SUPPLIED MATERIAL -
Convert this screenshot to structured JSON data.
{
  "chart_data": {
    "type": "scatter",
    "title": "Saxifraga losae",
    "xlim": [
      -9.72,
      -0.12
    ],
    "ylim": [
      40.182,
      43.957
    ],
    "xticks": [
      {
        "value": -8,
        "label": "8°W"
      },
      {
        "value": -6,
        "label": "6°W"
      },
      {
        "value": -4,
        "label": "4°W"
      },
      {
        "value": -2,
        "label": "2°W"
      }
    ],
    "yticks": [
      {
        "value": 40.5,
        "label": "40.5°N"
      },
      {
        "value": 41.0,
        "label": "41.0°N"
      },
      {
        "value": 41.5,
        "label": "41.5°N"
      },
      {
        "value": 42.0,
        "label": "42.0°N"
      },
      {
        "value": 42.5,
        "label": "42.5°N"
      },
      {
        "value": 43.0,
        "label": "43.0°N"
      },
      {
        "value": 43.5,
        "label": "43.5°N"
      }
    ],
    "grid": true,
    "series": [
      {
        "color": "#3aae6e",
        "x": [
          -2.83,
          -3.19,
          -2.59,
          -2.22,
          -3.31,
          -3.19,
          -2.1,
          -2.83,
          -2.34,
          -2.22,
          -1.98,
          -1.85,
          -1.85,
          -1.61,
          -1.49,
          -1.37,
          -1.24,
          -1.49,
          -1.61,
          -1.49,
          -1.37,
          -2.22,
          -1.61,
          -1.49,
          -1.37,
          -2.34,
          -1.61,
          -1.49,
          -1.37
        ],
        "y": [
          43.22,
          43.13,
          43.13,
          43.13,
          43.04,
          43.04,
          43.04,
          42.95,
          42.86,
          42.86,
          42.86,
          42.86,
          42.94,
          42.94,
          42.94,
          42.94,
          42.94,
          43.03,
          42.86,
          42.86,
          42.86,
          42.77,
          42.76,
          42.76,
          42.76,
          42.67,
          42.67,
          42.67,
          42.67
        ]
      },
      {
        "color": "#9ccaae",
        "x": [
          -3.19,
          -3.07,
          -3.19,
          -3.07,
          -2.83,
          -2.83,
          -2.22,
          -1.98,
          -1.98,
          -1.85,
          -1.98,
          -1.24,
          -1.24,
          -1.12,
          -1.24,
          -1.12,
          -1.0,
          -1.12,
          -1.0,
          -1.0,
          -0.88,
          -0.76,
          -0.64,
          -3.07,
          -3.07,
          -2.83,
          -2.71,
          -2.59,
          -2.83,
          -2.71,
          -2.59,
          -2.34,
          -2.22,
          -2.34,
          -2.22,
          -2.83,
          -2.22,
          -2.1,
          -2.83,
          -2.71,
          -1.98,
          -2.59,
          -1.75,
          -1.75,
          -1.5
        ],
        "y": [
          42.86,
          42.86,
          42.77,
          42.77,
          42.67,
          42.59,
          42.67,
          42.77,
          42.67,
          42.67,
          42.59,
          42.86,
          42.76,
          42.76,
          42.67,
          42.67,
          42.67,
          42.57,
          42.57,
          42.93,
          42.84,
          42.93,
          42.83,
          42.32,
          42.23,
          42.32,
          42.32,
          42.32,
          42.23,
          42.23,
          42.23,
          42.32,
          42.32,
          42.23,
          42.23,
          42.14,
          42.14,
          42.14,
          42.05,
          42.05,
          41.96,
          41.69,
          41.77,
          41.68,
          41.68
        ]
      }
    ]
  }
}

PROBLEM DETAILS -
Transcribe the data above in full, exactly.

RESULT FOR THIS TASK -
Convert this screenshot to structured JSON data.
{
  "chart_data": {
    "type": "scatter",
    "title": "Saxifraga losae",
    "xlim": [
      -9.72,
      -0.12
    ],
    "ylim": [
      40.182,
      43.957
    ],
    "xticks": [
      {
        "value": -8,
        "label": "8°W"
      },
      {
        "value": -6,
        "label": "6°W"
      },
      {
        "value": -4,
        "label": "4°W"
      },
      {
        "value": -2,
        "label": "2°W"
      }
    ],
    "yticks": [
      {
        "value": 40.5,
        "label": "40.5°N"
      },
      {
        "value": 41.0,
        "label": "41.0°N"
      },
      {
        "value": 41.5,
        "label": "41.5°N"
      },
      {
        "value": 42.0,
        "label": "42.0°N"
      },
      {
        "value": 42.5,
        "label": "42.5°N"
      },
      {
        "value": 43.0,
        "label": "43.0°N"
      },
      {
        "value": 43.5,
        "label": "43.5°N"
      }
    ],
    "grid": true,
    "series": [
      {
        "color": "#3aae6e",
        "x": [
          -2.83,
          -3.19,
          -2.59,
          -2.22,
          -3.31,
          -3.19,
          -2.1,
          -2.83,
          -2.34,
          -2.22,
          -1.98,
          -1.85,
          -1.85,
          -1.61,
          -1.49,
          -1.37,
          -1.24,
          -1.49,
          -1.61,
          -1.49,
          -1.37,
          -2.22,
          -1.61,
          -1.49,
          -1.37,
          -2.34,
          -1.61,
          -1.49,
          -1.37
        ],
        "y": [
          43.22,
          43.13,
          43.13,
          43.13,
          43.04,
          43.04,
          43.04,
          42.95,
          42.86,
          42.86,
          42.86,
          42.86,
          42.94,
          42.94,
          42.94,
          42.94,
          42.94,
          43.03,
          42.86,
          42.86,
          42.86,
          42.77,
          42.76,
          42.76,
          42.76,
          42.67,
          42.67,
          42.67,
          42.67
        ]
      },
      {
        "color": "#9ccaae",
        "x": [
          -3.19,
          -3.07,
          -3.19,
          -3.07,
          -2.83,
          -2.83,
          -2.22,
          -1.98,
          -1.98,
          -1.85,
          -1.98,
          -1.24,
          -1.24,
          -1.12,
          -1.24,
          -1.12,
          -1.0,
          -1.12,
          -1.0,
          -1.0,
          -0.88,
          -0.76,
          -0.64,
          -3.07,
          -3.07,
          -2.83,
          -2.71,
          -2.59,
          -2.83,
          -2.71,
          -2.59,
          -2.34,
          -2.22,
          -2.34,
          -2.22,
          -2.83,
          -2.22,
          -2.1,
          -2.83,
          -2.71,
          -1.98,
          -2.59,
          -1.75,
          -1.75,
          -1.5
        ],
        "y": [
          42.86,
          42.86,
          42.77,
          42.77,
          42.67,
          42.59,
          42.67,
          42.77,
          42.67,
          42.67,
          42.59,
          42.86,
          42.76,
          42.76,
          42.67,
          42.67,
          42.67,
          42.57,
          42.57,
          42.93,
          42.84,
          42.93,
          42.83,
          42.32,
          42.23,
          42.32,
          42.32,
          42.32,
          42.23,
          42.23,
          42.23,
          42.32,
          42.32,
          42.23,
          42.23,
          42.14,
          42.14,
          42.14,
          42.05,
          42.05,
          41.96,
          41.69,
          41.77,
          41.68,
          41.68
        ]
      }
    ]
  }
}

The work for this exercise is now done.